The survey sample was gathered by the following method: One thousand names were drawn from the student directory by selecting every 44th name in the book. Students with no phone number were sent letters and asked to phone the survey center. After making up to three callbacks to the names on the list and eliminating names not reached, names who refused to participate, or students with language barriers, a final sample of 300 was achieved.

Accompanying each article in the "Think Young" series was a methodology box explaining how the survey was conducted. The wording in the box claimed that the survey was conducted "among 300 University students," then reviewed the procedure used for contacting students.

One story in the series reported the students' attitudes about abortion. Jacobson, who was concerned about the attitudes reported in the story, contacted the paper for a more detailed explanation of the survey methodology. Jacobson then complained that since the original sample size was 1,000, the 300-name sample was not random and thus not an accurate basis for the story, since the sampling error might be as large as 37 percentage points in either direction. The paper argued that the sample selection process was intended to provide a systematic random sample of only about 300 usable names, that 1,000 had been chosen originally to ensure a final sample of 300, and that the sampling error was thus only as much as seven percentage points in either direction.

As a result of Jacobson's original expression of concern, the paper added mention of the sampling error to the information in the methodology box for all stories after the abortion attitudes article.

An expert in social science survey research contacted by the Council said that there was little effective difference between a random sample and systematic random sample. But he added that the enormous nonresponse rate in this case might make questionable the validity of the survey results. Newspaper representatives argued that such a nonresponse rate is common in telephone surveys.

The paper argued that the survey methodology used was scientifically sound and that the survey results were reported in a fair and nonmisleading manner.

Determination of the Council: One of journalism's greatest challenges is to produce sound reporting in an age characterized by increasingly complex problems and issues. The growing use of social science survey techniques by news organizations to more fully explore and report on these problems and issues is a positive, indeed necessary, development.

Testimony at the hearing indicated that survey methodology involves complex scientific expertise. Both sides of this issue presented persuasive testimony indicating there is considerable disagreement among experts as to the degree to which a survey or poll must be scientifically precise before the results can be considered valid or accurate.

Neither side in this case convinced the Council that its position is more scientifically sound than the other. Lacking definitive testimony in either direction, the Council cannot sustain the complaint.

The paper made a good-faith effort to conduct a sound survey and showed no evidence of careless disregard for sound survey procedures. Further, the paper has said it recognizes the importance of the issues raised in Jacobson's complaint and will continue to consider ways to increase the precision of its surveys and more fully explain survey methods to readers.

As a general guide to informative reporting on poll stories, leading journalists and survey researchers have urged the news media to include, at minimum, the following eight items of information in poll stories:

  • The identity of the sponsor of the survey.
  • The exact wording of the question(s) asked.
  • A definition of the population sampled.
  • The sample size and, where the survey design makes it relevant, the response rate.
  • Some indication of the allowance that should be made for sampling error.
  • Which results are based on only part of the sample; e.g., men and women, liberals and conservatives, etc.
  • How the interviews were collected: in person, in homes, by phone, by mail, on street corners, or whatever.
  • When the interviews were collected.

> **Tasks for this exercise**
a - Set down the part of the survey complaint passage between "Testimony at the" and "sustain the complaint.", inclusive.
b - In the survey complaint passage, what did the paper add to the methodology box for stories after the abortion attitudes article?
c - Say whether each statement agrees with the survey complaint passage, answering yes or no and quoting the words that decide it: (i) The final sample numbered 300 students. (ii) The Council sustained Jacobson's complaint. (iii) The expert consulted by the Council found a large effective difference between a random sample and a systematic random sample.

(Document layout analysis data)
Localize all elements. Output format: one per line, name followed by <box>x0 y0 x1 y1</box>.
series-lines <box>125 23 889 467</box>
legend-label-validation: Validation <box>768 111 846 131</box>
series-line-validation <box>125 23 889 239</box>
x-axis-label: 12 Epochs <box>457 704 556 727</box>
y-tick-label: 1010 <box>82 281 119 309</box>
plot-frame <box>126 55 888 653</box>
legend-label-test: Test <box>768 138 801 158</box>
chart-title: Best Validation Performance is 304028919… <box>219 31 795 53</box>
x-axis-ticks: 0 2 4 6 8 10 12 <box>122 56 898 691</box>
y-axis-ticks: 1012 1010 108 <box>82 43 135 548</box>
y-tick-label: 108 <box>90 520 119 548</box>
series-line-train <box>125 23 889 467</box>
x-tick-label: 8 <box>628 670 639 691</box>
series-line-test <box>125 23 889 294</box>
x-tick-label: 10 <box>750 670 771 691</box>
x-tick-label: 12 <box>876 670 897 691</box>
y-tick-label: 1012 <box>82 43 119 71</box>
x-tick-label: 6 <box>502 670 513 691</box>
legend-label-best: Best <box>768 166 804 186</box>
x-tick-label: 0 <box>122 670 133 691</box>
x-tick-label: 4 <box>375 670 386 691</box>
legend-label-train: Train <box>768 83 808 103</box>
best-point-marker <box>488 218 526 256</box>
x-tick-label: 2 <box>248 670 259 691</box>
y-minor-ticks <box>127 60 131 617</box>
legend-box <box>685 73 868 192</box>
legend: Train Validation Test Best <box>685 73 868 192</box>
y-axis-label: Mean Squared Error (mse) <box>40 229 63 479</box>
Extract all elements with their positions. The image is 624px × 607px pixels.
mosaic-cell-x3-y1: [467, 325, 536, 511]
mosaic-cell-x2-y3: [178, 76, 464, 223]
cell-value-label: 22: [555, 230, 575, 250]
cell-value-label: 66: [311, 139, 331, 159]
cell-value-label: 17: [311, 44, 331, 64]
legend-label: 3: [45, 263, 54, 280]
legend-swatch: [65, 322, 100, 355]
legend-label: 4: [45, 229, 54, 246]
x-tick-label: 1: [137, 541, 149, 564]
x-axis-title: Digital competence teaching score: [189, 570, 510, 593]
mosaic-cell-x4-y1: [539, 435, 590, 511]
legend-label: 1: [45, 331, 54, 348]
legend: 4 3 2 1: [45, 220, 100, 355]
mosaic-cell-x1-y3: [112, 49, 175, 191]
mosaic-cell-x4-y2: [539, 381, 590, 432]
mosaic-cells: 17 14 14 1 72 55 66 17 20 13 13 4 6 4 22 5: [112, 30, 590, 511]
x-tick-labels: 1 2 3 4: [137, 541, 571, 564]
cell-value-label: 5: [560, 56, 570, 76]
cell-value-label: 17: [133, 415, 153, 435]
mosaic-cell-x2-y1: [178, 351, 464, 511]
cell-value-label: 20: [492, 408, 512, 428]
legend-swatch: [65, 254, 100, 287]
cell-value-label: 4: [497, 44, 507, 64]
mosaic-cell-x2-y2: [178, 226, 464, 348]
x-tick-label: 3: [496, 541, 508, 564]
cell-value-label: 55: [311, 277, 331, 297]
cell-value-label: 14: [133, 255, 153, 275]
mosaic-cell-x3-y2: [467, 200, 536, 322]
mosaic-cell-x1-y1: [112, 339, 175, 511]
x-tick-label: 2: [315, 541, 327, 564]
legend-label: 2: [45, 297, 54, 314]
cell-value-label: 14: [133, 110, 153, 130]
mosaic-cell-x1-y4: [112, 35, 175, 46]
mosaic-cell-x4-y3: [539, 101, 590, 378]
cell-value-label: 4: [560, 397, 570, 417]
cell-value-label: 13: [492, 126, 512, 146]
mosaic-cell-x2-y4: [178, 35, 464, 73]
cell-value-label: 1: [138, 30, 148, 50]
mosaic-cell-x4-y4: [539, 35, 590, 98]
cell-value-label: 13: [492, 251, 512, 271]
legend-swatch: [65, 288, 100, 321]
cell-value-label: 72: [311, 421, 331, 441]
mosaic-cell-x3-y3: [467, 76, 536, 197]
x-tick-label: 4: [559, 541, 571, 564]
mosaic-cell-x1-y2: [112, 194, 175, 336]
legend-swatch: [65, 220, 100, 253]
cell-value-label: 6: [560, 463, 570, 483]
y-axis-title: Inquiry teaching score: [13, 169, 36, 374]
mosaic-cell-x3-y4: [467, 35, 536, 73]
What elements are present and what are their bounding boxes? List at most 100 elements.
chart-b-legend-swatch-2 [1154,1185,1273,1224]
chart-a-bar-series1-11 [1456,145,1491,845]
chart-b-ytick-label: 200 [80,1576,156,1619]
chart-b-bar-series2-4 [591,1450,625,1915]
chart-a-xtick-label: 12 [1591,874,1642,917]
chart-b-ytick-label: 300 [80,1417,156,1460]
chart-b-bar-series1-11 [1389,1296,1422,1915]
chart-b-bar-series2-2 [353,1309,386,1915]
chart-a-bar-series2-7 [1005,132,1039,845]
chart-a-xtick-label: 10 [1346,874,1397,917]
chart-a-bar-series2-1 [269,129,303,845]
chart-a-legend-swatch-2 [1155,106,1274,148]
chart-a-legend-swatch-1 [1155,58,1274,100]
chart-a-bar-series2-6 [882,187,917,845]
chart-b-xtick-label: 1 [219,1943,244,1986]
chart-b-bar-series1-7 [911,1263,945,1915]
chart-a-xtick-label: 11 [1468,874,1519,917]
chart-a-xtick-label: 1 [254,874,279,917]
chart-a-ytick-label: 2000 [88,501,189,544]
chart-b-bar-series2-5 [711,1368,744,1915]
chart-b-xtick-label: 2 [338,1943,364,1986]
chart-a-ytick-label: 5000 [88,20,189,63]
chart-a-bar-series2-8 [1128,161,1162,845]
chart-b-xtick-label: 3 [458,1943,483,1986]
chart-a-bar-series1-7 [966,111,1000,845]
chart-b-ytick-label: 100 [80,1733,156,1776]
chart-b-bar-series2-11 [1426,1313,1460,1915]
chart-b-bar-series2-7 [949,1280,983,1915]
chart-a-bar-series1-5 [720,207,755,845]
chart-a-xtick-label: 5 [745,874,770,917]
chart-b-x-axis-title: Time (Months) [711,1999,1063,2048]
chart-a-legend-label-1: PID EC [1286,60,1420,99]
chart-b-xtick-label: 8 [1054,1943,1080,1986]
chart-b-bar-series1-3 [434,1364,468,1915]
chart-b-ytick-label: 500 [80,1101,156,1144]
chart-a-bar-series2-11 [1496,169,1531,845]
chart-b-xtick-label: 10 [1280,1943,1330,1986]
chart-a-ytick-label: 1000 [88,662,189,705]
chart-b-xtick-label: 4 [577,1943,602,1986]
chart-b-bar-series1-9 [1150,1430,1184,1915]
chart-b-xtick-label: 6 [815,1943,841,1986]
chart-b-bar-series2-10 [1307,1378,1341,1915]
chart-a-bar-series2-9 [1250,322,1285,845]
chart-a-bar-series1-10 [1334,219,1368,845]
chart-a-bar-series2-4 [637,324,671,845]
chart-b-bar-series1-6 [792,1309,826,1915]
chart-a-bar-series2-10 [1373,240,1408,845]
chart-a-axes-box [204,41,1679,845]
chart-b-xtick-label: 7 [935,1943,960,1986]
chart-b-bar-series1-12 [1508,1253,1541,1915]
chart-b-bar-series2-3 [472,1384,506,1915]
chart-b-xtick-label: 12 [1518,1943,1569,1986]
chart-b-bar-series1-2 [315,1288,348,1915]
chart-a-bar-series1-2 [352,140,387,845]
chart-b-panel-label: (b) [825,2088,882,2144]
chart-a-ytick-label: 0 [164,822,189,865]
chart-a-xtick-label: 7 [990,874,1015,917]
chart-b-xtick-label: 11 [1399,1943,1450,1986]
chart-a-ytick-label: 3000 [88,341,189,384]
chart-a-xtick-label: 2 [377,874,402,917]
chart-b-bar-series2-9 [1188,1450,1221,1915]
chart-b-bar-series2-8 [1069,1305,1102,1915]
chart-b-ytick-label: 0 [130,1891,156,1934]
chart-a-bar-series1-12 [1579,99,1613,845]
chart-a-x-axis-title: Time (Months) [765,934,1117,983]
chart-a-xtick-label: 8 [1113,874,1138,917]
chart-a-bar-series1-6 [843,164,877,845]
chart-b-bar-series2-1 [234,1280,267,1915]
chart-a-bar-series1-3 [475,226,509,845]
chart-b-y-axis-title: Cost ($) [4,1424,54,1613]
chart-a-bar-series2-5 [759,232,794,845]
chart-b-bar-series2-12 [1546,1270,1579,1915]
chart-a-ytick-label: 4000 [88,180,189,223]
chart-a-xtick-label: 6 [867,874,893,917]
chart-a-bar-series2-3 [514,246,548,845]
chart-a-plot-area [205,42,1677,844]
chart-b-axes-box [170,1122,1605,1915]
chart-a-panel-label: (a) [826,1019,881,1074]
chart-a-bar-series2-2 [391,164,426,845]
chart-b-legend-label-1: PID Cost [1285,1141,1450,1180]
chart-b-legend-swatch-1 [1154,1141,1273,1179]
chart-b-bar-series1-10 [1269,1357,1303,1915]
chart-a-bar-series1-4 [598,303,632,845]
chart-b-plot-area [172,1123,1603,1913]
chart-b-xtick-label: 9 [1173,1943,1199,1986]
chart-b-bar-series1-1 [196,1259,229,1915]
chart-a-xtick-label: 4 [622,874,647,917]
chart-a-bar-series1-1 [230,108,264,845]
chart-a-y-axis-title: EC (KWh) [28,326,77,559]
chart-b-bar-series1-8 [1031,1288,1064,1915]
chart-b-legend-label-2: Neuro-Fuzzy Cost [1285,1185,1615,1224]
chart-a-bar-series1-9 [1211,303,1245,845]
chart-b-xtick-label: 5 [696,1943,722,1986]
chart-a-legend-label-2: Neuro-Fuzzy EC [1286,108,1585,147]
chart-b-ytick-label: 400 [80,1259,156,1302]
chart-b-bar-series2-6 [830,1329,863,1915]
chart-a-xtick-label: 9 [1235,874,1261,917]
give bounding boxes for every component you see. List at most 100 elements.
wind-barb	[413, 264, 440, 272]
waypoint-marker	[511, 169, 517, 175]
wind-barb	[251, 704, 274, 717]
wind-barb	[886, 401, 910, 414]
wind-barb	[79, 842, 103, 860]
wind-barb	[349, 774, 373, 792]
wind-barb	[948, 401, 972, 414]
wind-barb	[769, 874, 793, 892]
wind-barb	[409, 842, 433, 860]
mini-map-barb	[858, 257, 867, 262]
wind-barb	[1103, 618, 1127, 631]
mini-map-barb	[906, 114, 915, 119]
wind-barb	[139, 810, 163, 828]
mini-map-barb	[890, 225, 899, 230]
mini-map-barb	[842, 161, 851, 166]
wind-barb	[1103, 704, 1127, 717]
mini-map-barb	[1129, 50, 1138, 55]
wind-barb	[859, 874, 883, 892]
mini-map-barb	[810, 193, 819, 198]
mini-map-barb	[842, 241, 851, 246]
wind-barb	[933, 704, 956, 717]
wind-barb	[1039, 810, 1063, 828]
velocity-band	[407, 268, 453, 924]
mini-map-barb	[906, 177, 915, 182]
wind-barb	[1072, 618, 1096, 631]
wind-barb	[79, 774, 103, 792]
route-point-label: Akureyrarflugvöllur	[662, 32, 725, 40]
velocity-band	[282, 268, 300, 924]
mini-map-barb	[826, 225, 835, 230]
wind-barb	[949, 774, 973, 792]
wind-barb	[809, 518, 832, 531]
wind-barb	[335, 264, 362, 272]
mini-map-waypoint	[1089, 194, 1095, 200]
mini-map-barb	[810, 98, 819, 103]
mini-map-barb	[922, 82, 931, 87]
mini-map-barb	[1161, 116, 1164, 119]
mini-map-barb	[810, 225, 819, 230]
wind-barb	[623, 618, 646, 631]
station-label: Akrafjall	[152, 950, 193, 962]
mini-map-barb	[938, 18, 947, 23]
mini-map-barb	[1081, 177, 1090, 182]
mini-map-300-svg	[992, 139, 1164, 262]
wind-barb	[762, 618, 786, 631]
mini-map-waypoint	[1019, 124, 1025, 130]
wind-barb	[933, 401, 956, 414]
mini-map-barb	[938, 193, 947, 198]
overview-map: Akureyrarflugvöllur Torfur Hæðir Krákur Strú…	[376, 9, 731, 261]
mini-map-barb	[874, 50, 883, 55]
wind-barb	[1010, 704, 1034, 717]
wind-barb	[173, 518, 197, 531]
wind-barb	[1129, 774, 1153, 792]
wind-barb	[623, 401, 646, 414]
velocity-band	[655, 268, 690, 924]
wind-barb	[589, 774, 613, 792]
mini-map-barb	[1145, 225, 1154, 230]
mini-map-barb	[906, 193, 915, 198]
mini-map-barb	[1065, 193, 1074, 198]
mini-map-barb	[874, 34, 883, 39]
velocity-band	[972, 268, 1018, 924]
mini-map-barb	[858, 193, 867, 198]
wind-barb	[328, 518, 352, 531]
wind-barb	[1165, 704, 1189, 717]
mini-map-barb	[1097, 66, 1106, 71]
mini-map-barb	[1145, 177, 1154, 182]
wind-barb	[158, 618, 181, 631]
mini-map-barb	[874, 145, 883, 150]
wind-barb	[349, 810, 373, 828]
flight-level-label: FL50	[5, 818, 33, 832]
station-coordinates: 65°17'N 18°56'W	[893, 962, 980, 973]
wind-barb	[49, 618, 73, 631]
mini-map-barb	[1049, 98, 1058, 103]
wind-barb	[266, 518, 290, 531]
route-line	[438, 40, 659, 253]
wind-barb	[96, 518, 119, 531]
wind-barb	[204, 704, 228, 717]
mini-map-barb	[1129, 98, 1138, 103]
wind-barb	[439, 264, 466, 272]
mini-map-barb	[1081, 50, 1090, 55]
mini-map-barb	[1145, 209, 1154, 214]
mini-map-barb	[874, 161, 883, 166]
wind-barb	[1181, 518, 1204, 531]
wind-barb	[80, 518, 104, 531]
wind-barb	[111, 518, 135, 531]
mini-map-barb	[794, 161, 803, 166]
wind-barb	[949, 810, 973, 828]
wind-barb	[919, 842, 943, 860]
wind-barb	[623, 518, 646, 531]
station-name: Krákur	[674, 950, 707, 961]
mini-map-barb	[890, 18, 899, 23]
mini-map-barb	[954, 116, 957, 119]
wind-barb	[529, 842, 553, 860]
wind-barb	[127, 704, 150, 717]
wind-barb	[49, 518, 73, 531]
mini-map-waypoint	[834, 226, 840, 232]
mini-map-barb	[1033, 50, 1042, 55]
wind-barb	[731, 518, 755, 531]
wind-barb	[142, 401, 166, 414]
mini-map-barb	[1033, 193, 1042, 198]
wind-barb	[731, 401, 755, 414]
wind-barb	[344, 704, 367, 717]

> **Solutions in order**
a -
Testimony at the hearing indicated that survey methodology involves complex scientific expertise. Both sides of this issue presented persuasive testimony indicating there is considerable disagreement among experts as to the degree to which a survey or poll must be scientifically precise before the results can be considered valid or accurate.

Neither side in this case convinced the Council that its position is more scientifically sound than the other. Lacking definitive testimony in either direction, the Council cannot sustain the complaint.

b - Mention of the sampling error.

c -
(i) Yes: "a final sample of 300 was achieved."
(ii) No: "the Council cannot sustain the complaint."
(iii) No: "there was little effective difference between a random sample and systematic random sample."